WORK REQUIRED: Reproduce the part of the material that opens with the line containing "Give bounding boxes" and closes with the line containing "annotation-box-controls (142, 641, 670, 773)", both lines included and the request kept unchanged, offsetting every bounding-box coordinate in the answers by adding 40. Omit the pictures from your reply.

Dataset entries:

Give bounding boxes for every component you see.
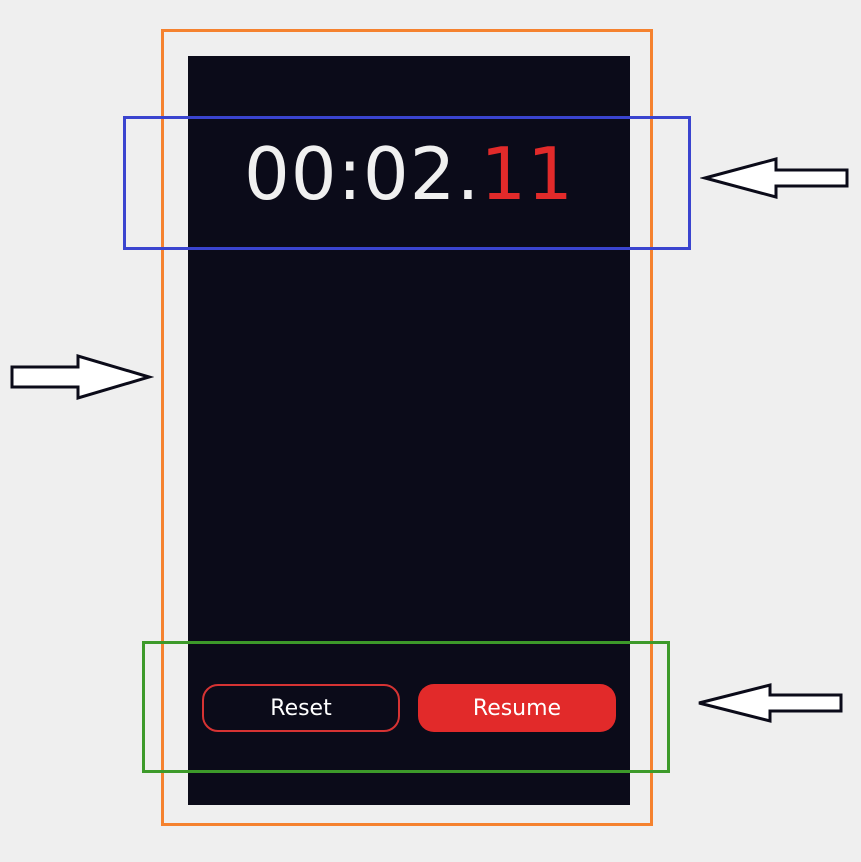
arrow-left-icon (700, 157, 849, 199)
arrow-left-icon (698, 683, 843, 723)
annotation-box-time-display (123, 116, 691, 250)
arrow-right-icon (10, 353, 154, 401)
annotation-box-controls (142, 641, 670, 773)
--
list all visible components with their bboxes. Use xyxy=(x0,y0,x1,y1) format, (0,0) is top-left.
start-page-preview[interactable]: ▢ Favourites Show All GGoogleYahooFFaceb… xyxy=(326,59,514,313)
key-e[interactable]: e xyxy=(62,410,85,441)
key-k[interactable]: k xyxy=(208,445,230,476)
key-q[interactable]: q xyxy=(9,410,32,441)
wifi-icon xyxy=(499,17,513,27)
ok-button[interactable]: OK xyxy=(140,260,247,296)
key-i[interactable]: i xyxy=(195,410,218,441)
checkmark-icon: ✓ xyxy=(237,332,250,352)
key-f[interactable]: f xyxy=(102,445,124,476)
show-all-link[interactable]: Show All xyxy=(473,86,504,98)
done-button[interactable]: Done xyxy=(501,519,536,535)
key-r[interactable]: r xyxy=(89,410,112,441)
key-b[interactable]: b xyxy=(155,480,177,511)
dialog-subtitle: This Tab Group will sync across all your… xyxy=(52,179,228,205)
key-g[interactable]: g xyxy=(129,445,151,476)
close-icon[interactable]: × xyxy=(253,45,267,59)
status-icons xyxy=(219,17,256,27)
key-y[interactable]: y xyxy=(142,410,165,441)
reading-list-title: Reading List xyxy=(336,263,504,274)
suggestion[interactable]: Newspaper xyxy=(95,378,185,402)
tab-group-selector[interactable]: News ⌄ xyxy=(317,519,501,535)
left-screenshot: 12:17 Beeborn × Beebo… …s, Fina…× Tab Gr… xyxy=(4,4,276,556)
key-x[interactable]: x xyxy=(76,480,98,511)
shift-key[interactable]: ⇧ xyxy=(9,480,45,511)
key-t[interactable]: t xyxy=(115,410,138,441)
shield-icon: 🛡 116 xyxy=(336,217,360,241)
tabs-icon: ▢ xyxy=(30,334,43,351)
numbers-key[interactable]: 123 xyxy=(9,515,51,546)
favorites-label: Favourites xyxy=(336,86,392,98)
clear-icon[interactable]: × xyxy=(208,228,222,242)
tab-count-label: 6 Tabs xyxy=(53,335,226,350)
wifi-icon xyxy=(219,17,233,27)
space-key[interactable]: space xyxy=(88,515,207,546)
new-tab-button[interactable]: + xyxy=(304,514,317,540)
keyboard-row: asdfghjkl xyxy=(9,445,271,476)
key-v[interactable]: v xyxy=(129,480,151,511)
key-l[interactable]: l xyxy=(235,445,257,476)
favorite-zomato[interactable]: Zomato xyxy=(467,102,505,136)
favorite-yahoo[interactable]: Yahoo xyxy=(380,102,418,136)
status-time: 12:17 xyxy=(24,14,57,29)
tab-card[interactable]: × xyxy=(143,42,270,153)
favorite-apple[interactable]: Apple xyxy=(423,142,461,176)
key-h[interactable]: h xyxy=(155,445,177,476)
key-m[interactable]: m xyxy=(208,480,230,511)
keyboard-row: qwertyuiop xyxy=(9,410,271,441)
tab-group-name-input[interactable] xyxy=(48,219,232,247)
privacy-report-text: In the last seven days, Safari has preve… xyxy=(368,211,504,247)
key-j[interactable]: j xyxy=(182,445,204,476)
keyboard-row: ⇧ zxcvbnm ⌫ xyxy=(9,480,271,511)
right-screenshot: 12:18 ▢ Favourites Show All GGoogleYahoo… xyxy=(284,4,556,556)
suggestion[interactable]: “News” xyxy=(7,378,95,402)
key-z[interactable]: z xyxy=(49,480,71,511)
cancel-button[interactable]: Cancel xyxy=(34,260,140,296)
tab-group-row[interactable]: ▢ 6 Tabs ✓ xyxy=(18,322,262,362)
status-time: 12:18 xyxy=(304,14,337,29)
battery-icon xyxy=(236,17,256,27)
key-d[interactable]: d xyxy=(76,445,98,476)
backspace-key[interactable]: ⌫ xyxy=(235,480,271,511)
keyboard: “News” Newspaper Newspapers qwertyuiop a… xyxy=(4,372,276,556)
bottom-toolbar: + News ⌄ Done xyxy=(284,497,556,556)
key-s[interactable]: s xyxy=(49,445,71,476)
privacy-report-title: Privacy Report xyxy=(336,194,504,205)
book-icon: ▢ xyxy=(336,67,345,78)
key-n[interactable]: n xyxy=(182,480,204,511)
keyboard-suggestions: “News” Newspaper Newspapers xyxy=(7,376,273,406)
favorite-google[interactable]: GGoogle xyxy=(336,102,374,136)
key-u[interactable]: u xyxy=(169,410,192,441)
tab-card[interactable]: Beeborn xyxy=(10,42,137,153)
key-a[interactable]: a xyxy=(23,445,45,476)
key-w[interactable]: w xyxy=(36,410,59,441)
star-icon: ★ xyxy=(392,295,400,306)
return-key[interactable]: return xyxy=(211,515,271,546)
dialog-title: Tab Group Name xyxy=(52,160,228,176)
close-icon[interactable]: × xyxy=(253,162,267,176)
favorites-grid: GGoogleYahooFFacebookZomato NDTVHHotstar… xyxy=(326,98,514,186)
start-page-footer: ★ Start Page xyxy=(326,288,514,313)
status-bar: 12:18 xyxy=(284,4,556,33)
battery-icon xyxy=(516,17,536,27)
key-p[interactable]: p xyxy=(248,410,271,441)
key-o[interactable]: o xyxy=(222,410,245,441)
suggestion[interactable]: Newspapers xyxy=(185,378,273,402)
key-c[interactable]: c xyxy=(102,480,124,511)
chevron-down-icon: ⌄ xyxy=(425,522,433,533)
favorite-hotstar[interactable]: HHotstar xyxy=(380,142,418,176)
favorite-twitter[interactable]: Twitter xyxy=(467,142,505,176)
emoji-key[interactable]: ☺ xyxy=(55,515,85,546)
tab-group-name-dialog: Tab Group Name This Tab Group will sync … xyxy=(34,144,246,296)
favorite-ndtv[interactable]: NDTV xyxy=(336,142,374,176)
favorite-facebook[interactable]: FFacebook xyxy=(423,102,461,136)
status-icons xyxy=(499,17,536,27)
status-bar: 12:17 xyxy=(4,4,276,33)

FULL OUTPUT:
Give bounding boxes for every component you see.
arrow-left-icon (740, 197, 889, 239)
arrow-left-icon (738, 723, 883, 763)
annotation-box-time-display (163, 156, 731, 290)
arrow-right-icon (50, 393, 194, 441)
annotation-box-controls (182, 681, 710, 813)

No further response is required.